WHAT IS NEEDED. Copy out every one of the rows below word for word, leaving out the pictures.

DATA FOR PROCESSING.
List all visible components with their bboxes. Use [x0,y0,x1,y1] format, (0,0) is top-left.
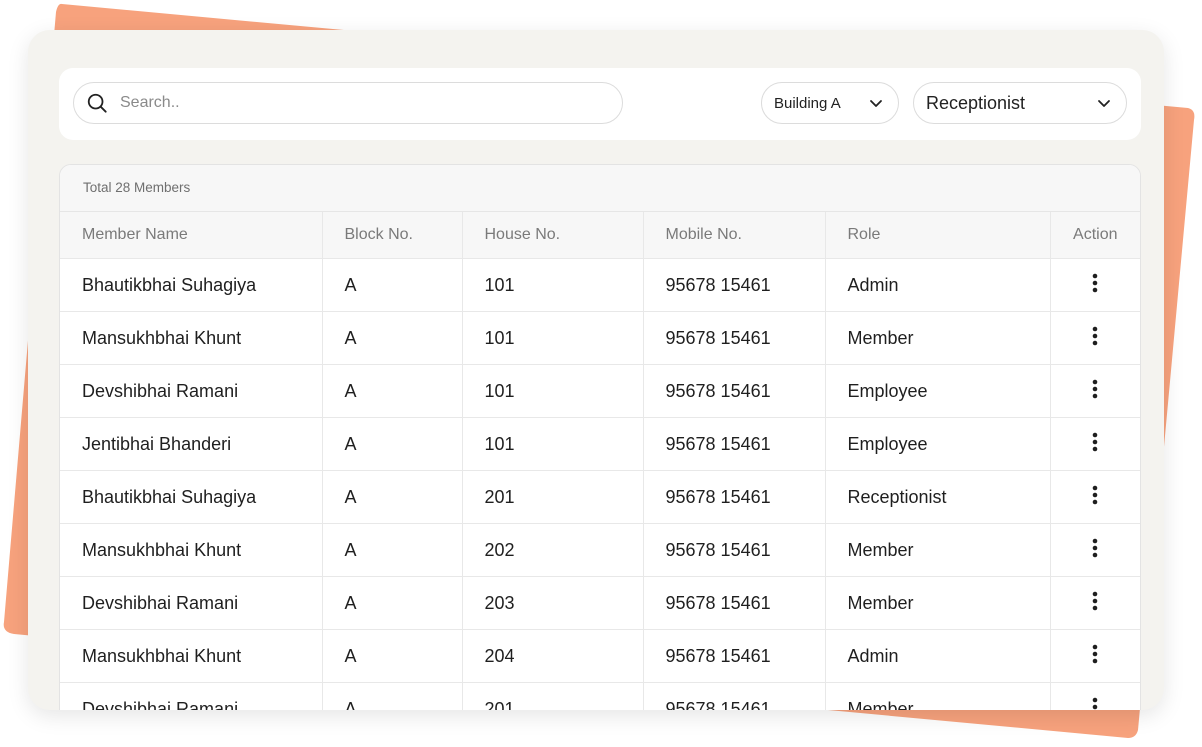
action-cell [1050,258,1140,312]
member-name-cell: Mansukhbhai Khunt [60,629,323,683]
role-select[interactable]: Receptionist [913,82,1127,124]
more-vertical-icon[interactable] [1092,432,1098,457]
mobile-no-cell: 95678 15461 [643,523,826,577]
role-cell: Member [825,523,1051,577]
house-no-cell: 201 [462,682,644,710]
chevron-down-icon [1098,100,1110,107]
house-no-cell: 101 [462,258,644,312]
block-no-cell: A [322,629,463,683]
column-header-house-no[interactable]: House No. [462,212,644,259]
role-cell: Employee [825,364,1051,418]
house-no-cell: 202 [462,523,644,577]
building-select[interactable]: Building A [761,82,899,124]
mobile-no-cell: 95678 15461 [643,576,826,630]
table-row[interactable]: Mansukhbhai Khunt A 101 95678 15461 Member [60,311,1140,365]
role-cell: Receptionist [825,470,1051,524]
member-name-cell: Mansukhbhai Khunt [60,311,323,365]
role-cell: Member [825,576,1051,630]
more-vertical-icon[interactable] [1092,697,1098,711]
more-vertical-icon[interactable] [1092,326,1098,351]
block-no-cell: A [322,682,463,710]
members-table-body: Bhautikbhai Suhagiya A 101 95678 15461 Admin… [60,258,1140,711]
table-row[interactable]: Bhautikbhai Suhagiya A 201 95678 15461 Recep… [60,470,1140,524]
more-vertical-icon[interactable] [1092,538,1098,563]
mobile-no-cell: 95678 15461 [643,311,826,365]
table-row[interactable]: Devshibhai Ramani A 203 95678 15461 Member [60,576,1140,630]
more-vertical-icon[interactable] [1092,379,1098,404]
members-table: Member Name Block No. House No. Mobile N… [60,212,1140,710]
member-name-cell: Bhautikbhai Suhagiya [60,470,323,524]
role-cell: Admin [825,258,1051,312]
member-name-cell: Bhautikbhai Suhagiya [60,258,323,312]
more-vertical-icon[interactable] [1092,591,1098,616]
role-select-value: Receptionist [926,92,1026,113]
member-name-cell: Devshibhai Ramani [60,576,323,630]
members-table-container: Total 28 Members Member Name Block No. H… [59,164,1141,710]
table-row[interactable]: Devshibhai Ramani A 101 95678 15461 Employee [60,364,1140,418]
mobile-no-cell: 95678 15461 [643,682,826,710]
role-cell: Member [825,311,1051,365]
member-name-cell: Mansukhbhai Khunt [60,523,323,577]
column-header-member-name[interactable]: Member Name [60,212,323,259]
total-members-label: Total 28 Members [60,165,1140,212]
search-box[interactable] [73,82,623,124]
table-row[interactable]: Mansukhbhai Khunt A 204 95678 15461 Admin [60,629,1140,683]
block-no-cell: A [322,364,463,418]
action-cell [1050,523,1140,577]
column-header-role[interactable]: Role [825,212,1051,259]
mobile-no-cell: 95678 15461 [643,417,826,471]
more-vertical-icon[interactable] [1092,485,1098,510]
block-no-cell: A [322,258,463,312]
action-cell [1050,629,1140,683]
house-no-cell: 101 [462,364,644,418]
search-icon [87,93,107,113]
house-no-cell: 203 [462,576,644,630]
action-cell [1050,364,1140,418]
role-cell: Employee [825,417,1051,471]
mobile-no-cell: 95678 15461 [643,258,826,312]
action-cell [1050,417,1140,471]
table-row[interactable]: Bhautikbhai Suhagiya A 101 95678 15461 Admin [60,258,1140,312]
filter-toolbar: Building A Receptionist [59,68,1141,140]
member-name-cell: Devshibhai Ramani [60,364,323,418]
search-input[interactable] [118,93,602,113]
table-row[interactable]: Devshibhai Ramani A 201 95678 15461 Member [60,682,1140,711]
column-header-action: Action [1050,212,1140,259]
member-name-cell: Jentibhai Bhanderi [60,417,323,471]
column-header-block-no[interactable]: Block No. [322,212,463,259]
action-cell [1050,682,1140,711]
house-no-cell: 204 [462,629,644,683]
mobile-no-cell: 95678 15461 [643,364,826,418]
action-cell [1050,470,1140,524]
members-card: Building A Receptionist Total 28 Members… [28,30,1164,710]
block-no-cell: A [322,417,463,471]
role-cell: Admin [825,629,1051,683]
block-no-cell: A [322,523,463,577]
column-header-mobile-no[interactable]: Mobile No. [643,212,826,259]
house-no-cell: 101 [462,417,644,471]
action-cell [1050,576,1140,630]
block-no-cell: A [322,576,463,630]
more-vertical-icon[interactable] [1092,644,1098,669]
mobile-no-cell: 95678 15461 [643,470,826,524]
mobile-no-cell: 95678 15461 [643,629,826,683]
role-cell: Member [825,682,1051,710]
block-no-cell: A [322,311,463,365]
table-row[interactable]: Mansukhbhai Khunt A 202 95678 15461 Member [60,523,1140,577]
house-no-cell: 101 [462,311,644,365]
more-vertical-icon[interactable] [1092,273,1098,298]
table-row[interactable]: Jentibhai Bhanderi A 101 95678 15461 Employe… [60,417,1140,471]
table-header-row: Member Name Block No. House No. Mobile N… [60,212,1140,259]
house-no-cell: 201 [462,470,644,524]
action-cell [1050,311,1140,365]
chevron-down-icon [870,100,882,107]
building-select-value: Building A [774,94,841,112]
member-name-cell: Devshibhai Ramani [60,682,323,710]
block-no-cell: A [322,470,463,524]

WRITTEN RESPONSE.
List all visible components with their bboxes. Use [x0,y0,x1,y1] format, (0,0) is top-left.
action-cell [1050,258,1140,312]
member-name-cell: Mansukhbhai Khunt [60,629,323,683]
role-select[interactable]: Receptionist [913,82,1127,124]
more-vertical-icon[interactable] [1092,432,1098,457]
mobile-no-cell: 95678 15461 [643,523,826,577]
role-cell: Member [825,523,1051,577]
house-no-cell: 201 [462,682,644,710]
chevron-down-icon [1098,100,1110,107]
house-no-cell: 101 [462,258,644,312]
block-no-cell: A [322,629,463,683]
column-header-house-no[interactable]: House No. [462,212,644,259]
role-cell: Employee [825,364,1051,418]
house-no-cell: 202 [462,523,644,577]
building-select[interactable]: Building A [761,82,899,124]
mobile-no-cell: 95678 15461 [643,576,826,630]
table-row[interactable]: Mansukhbhai Khunt A 101 95678 15461 Member [60,311,1140,365]
role-cell: Receptionist [825,470,1051,524]
member-name-cell: Mansukhbhai Khunt [60,311,323,365]
role-cell: Member [825,576,1051,630]
more-vertical-icon[interactable] [1092,697,1098,711]
more-vertical-icon[interactable] [1092,326,1098,351]
block-no-cell: A [322,682,463,710]
members-table-body: Bhautikbhai Suhagiya A 101 95678 15461 Admin… [60,258,1140,711]
table-row[interactable]: Bhautikbhai Suhagiya A 201 95678 15461 Recep… [60,470,1140,524]
more-vertical-icon[interactable] [1092,538,1098,563]
mobile-no-cell: 95678 15461 [643,311,826,365]
table-row[interactable]: Devshibhai Ramani A 203 95678 15461 Member [60,576,1140,630]
more-vertical-icon[interactable] [1092,379,1098,404]
members-table: Member Name Block No. House No. Mobile N… [60,212,1140,710]
member-name-cell: Bhautikbhai Suhagiya [60,470,323,524]
role-cell: Admin [825,258,1051,312]
member-name-cell: Bhautikbhai Suhagiya [60,258,323,312]
more-vertical-icon[interactable] [1092,591,1098,616]
role-select-value: Receptionist [926,92,1026,113]
member-name-cell: Devshibhai Ramani [60,576,323,630]
members-table-container: Total 28 Members Member Name Block No. H… [59,164,1141,710]
table-row[interactable]: Devshibhai Ramani A 101 95678 15461 Employee [60,364,1140,418]
mobile-no-cell: 95678 15461 [643,682,826,710]
role-cell: Member [825,311,1051,365]
member-name-cell: Mansukhbhai Khunt [60,523,323,577]
column-header-member-name[interactable]: Member Name [60,212,323,259]
total-members-label: Total 28 Members [60,165,1140,212]
search-box[interactable] [73,82,623,124]
table-row[interactable]: Mansukhbhai Khunt A 204 95678 15461 Admin [60,629,1140,683]
block-no-cell: A [322,364,463,418]
action-cell [1050,523,1140,577]
column-header-role[interactable]: Role [825,212,1051,259]
mobile-no-cell: 95678 15461 [643,417,826,471]
more-vertical-icon[interactable] [1092,485,1098,510]
block-no-cell: A [322,258,463,312]
action-cell [1050,629,1140,683]
house-no-cell: 101 [462,364,644,418]
search-icon [87,93,107,113]
house-no-cell: 203 [462,576,644,630]
action-cell [1050,364,1140,418]
role-cell: Employee [825,417,1051,471]
mobile-no-cell: 95678 15461 [643,258,826,312]
action-cell [1050,417,1140,471]
table-row[interactable]: Bhautikbhai Suhagiya A 101 95678 15461 Admin [60,258,1140,312]
filter-toolbar: Building A Receptionist [59,68,1141,140]
member-name-cell: Devshibhai Ramani [60,364,323,418]
search-input[interactable] [118,93,602,113]
table-row[interactable]: Devshibhai Ramani A 201 95678 15461 Member [60,682,1140,711]
column-header-action: Action [1050,212,1140,259]
member-name-cell: Jentibhai Bhanderi [60,417,323,471]
column-header-block-no[interactable]: Block No. [322,212,463,259]
action-cell [1050,682,1140,711]
house-no-cell: 204 [462,629,644,683]
mobile-no-cell: 95678 15461 [643,364,826,418]
action-cell [1050,470,1140,524]
members-card: Building A Receptionist Total 28 Members… [28,30,1164,710]
block-no-cell: A [322,417,463,471]
role-cell: Admin [825,629,1051,683]
block-no-cell: A [322,523,463,577]
column-header-mobile-no[interactable]: Mobile No. [643,212,826,259]
house-no-cell: 101 [462,417,644,471]
action-cell [1050,576,1140,630]
block-no-cell: A [322,576,463,630]
more-vertical-icon[interactable] [1092,644,1098,669]
mobile-no-cell: 95678 15461 [643,470,826,524]
mobile-no-cell: 95678 15461 [643,629,826,683]
role-cell: Member [825,682,1051,710]
block-no-cell: A [322,311,463,365]
table-row[interactable]: Mansukhbhai Khunt A 202 95678 15461 Member [60,523,1140,577]
house-no-cell: 101 [462,311,644,365]
more-vertical-icon[interactable] [1092,273,1098,298]
table-row[interactable]: Jentibhai Bhanderi A 101 95678 15461 Employe… [60,417,1140,471]
table-header-row: Member Name Block No. House No. Mobile N… [60,212,1140,259]
house-no-cell: 201 [462,470,644,524]
action-cell [1050,311,1140,365]
chevron-down-icon [870,100,882,107]
building-select-value: Building A [774,94,841,112]
member-name-cell: Devshibhai Ramani [60,682,323,710]
block-no-cell: A [322,470,463,524]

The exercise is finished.